┌──

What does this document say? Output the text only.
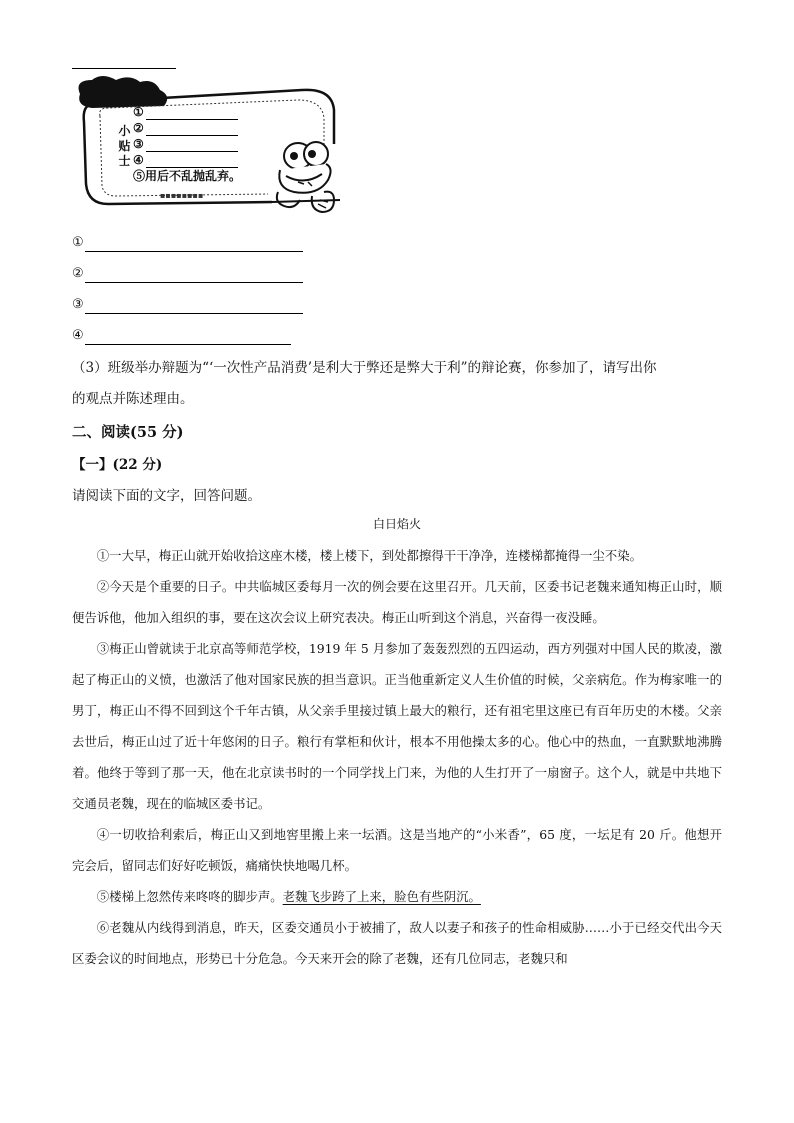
▪▪▪▪▪▪▪▪
小贴士
①
②
③
④
⑤用后不乱抛乱弃。
①
②
③
④
（3）班级举办辩题为“‘一次性产品消费’是利大于弊还是弊大于利”的辩论赛，你参加了，请写出你
的观点并陈述理由。
二、阅读(55 分)
【一】(22 分)
请阅读下面的文字，回答问题。
白日焰火

①一大早，梅正山就开始收拾这座木楼，楼上楼下，到处都擦得干干净净，连楼梯都掩得一尘不染。

②今天是个重要的日子。中共临城区委每月一次的例会要在这里召开。几天前，区委书记老魏来通知梅正山时，顺便告诉他，他加入组织的事，要在这次会议上研究表决。梅正山听到这个消息，兴奋得一夜没睡。

③梅正山曾就读于北京高等师范学校，1919 年 5 月参加了轰轰烈烈的五四运动，西方列强对中国人民的欺凌，激起了梅正山的义愤，也激活了他对国家民族的担当意识。正当他重新定义人生价值的时候，父亲病危。作为梅家唯一的男丁，梅正山不得不回到这个千年古镇，从父亲手里接过镇上最大的粮行，还有祖宅里这座已有百年历史的木楼。父亲去世后，梅正山过了近十年悠闲的日子。粮行有掌柜和伙计，根本不用他操太多的心。他心中的热血，一直默默地沸腾着。他终于等到了那一天，他在北京读书时的一个同学找上门来，为他的人生打开了一扇窗子。这个人，就是中共地下交通员老魏，现在的临城区委书记。

④一切收拾利索后，梅正山又到地窖里搬上来一坛酒。这是当地产的“小米香”，65 度，一坛足有 20 斤。他想开完会后，留同志们好好吃顿饭，痛痛快快地喝几杯。

⑤楼梯上忽然传来咚咚的脚步声。老魏飞步跨了上来，脸色有些阴沉。

⑥老魏从内线得到消息，昨天，区委交通员小于被捕了，敌人以妻子和孩子的性命相威胁……小于已经交代出今天区委会议的时间地点，形势已十分危急。今天来开会的除了老魏，还有几位同志，老魏只和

└──

• **Written request**
Give back the entries verbatim. Do not include any picture.

• **Exercise response**
What does this document say? Output the text only.
▪▪▪▪▪▪▪▪
小贴士
①
②
③
④
⑤用后不乱抛乱弃。
①
②
③
④
（3）班级举办辩题为“‘一次性产品消费’是利大于弊还是弊大于利”的辩论赛，你参加了，请写出你
的观点并陈述理由。
二、阅读(55 分)
【一】(22 分)
请阅读下面的文字，回答问题。
白日焰火

①一大早，梅正山就开始收拾这座木楼，楼上楼下，到处都擦得干干净净，连楼梯都掩得一尘不染。

②今天是个重要的日子。中共临城区委每月一次的例会要在这里召开。几天前，区委书记老魏来通知梅正山时，顺便告诉他，他加入组织的事，要在这次会议上研究表决。梅正山听到这个消息，兴奋得一夜没睡。

③梅正山曾就读于北京高等师范学校，1919 年 5 月参加了轰轰烈烈的五四运动，西方列强对中国人民的欺凌，激起了梅正山的义愤，也激活了他对国家民族的担当意识。正当他重新定义人生价值的时候，父亲病危。作为梅家唯一的男丁，梅正山不得不回到这个千年古镇，从父亲手里接过镇上最大的粮行，还有祖宅里这座已有百年历史的木楼。父亲去世后，梅正山过了近十年悠闲的日子。粮行有掌柜和伙计，根本不用他操太多的心。他心中的热血，一直默默地沸腾着。他终于等到了那一天，他在北京读书时的一个同学找上门来，为他的人生打开了一扇窗子。这个人，就是中共地下交通员老魏，现在的临城区委书记。

④一切收拾利索后，梅正山又到地窖里搬上来一坛酒。这是当地产的“小米香”，65 度，一坛足有 20 斤。他想开完会后，留同志们好好吃顿饭，痛痛快快地喝几杯。

⑤楼梯上忽然传来咚咚的脚步声。老魏飞步跨了上来，脸色有些阴沉。

⑥老魏从内线得到消息，昨天，区委交通员小于被捕了，敌人以妻子和孩子的性命相威胁……小于已经交代出今天区委会议的时间地点，形势已十分危急。今天来开会的除了老魏，还有几位同志，老魏只和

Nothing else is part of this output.